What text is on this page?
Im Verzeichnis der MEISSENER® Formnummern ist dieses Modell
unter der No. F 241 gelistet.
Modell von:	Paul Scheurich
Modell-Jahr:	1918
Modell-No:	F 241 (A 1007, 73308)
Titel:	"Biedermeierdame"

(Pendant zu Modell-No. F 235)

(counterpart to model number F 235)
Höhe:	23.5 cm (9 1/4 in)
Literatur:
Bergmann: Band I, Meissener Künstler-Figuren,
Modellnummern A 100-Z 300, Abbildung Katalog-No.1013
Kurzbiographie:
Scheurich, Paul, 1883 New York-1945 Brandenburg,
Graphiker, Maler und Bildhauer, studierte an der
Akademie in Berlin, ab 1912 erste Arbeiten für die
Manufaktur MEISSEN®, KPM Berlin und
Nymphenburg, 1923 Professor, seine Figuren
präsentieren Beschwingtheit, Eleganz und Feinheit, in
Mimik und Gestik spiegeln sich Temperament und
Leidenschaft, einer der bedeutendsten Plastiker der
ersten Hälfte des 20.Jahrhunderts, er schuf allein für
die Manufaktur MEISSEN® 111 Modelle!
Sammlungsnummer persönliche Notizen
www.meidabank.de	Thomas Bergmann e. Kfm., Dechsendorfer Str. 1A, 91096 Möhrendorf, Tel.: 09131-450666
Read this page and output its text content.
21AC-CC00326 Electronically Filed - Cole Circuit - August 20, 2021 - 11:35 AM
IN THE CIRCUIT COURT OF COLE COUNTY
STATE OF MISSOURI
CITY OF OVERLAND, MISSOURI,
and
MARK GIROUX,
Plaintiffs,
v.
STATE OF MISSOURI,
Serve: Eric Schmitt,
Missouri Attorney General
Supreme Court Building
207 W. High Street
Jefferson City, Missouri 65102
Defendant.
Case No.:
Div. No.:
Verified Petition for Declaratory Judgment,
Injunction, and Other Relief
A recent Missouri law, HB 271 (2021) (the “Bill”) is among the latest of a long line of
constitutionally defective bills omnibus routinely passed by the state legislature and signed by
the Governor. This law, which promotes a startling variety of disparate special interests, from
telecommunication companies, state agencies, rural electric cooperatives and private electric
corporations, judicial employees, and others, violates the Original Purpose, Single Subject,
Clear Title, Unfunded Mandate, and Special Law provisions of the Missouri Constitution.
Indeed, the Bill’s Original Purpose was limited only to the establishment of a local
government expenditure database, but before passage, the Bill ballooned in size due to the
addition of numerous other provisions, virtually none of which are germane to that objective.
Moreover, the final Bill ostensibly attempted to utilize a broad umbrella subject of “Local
====
_Required task:_ Extract the full listing above without altering anything.

_Full solution:_
What text is on this page?
Im Verzeichnis der MEISSENER® Formnummern ist dieses Modell
unter der No. F 241 gelistet.
Modell von:	Paul Scheurich
Modell-Jahr:	1918
Modell-No:	F 241 (A 1007, 73308)
Titel:	"Biedermeierdame"

(Pendant zu Modell-No. F 235)

(counterpart to model number F 235)
Höhe:	23.5 cm (9 1/4 in)
Literatur:
Bergmann: Band I, Meissener Künstler-Figuren,
Modellnummern A 100-Z 300, Abbildung Katalog-No.1013
Kurzbiographie:
Scheurich, Paul, 1883 New York-1945 Brandenburg,
Graphiker, Maler und Bildhauer, studierte an der
Akademie in Berlin, ab 1912 erste Arbeiten für die
Manufaktur MEISSEN®, KPM Berlin und
Nymphenburg, 1923 Professor, seine Figuren
präsentieren Beschwingtheit, Eleganz und Feinheit, in
Mimik und Gestik spiegeln sich Temperament und
Leidenschaft, einer der bedeutendsten Plastiker der
ersten Hälfte des 20.Jahrhunderts, er schuf allein für
die Manufaktur MEISSEN® 111 Modelle!
Sammlungsnummer persönliche Notizen
www.meidabank.de	Thomas Bergmann e. Kfm., Dechsendorfer Str. 1A, 91096 Möhrendorf, Tel.: 09131-450666
Read this page and output its text content.
21AC-CC00326 Electronically Filed - Cole Circuit - August 20, 2021 - 11:35 AM
IN THE CIRCUIT COURT OF COLE COUNTY
STATE OF MISSOURI
CITY OF OVERLAND, MISSOURI,
and
MARK GIROUX,
Plaintiffs,
v.
STATE OF MISSOURI,
Serve: Eric Schmitt,
Missouri Attorney General
Supreme Court Building
207 W. High Street
Jefferson City, Missouri 65102
Defendant.
Case No.:
Div. No.:
Verified Petition for Declaratory Judgment,
Injunction, and Other Relief
A recent Missouri law, HB 271 (2021) (the “Bill”) is among the latest of a long line of
constitutionally defective bills omnibus routinely passed by the state legislature and signed by
the Governor. This law, which promotes a startling variety of disparate special interests, from
telecommunication companies, state agencies, rural electric cooperatives and private electric
corporations, judicial employees, and others, violates the Original Purpose, Single Subject,
Clear Title, Unfunded Mandate, and Special Law provisions of the Missouri Constitution.
Indeed, the Bill’s Original Purpose was limited only to the establishment of a local
government expenditure database, but before passage, the Bill ballooned in size due to the
addition of numerous other provisions, virtually none of which are germane to that objective.
Moreover, the final Bill ostensibly attempted to utilize a broad umbrella subject of “Local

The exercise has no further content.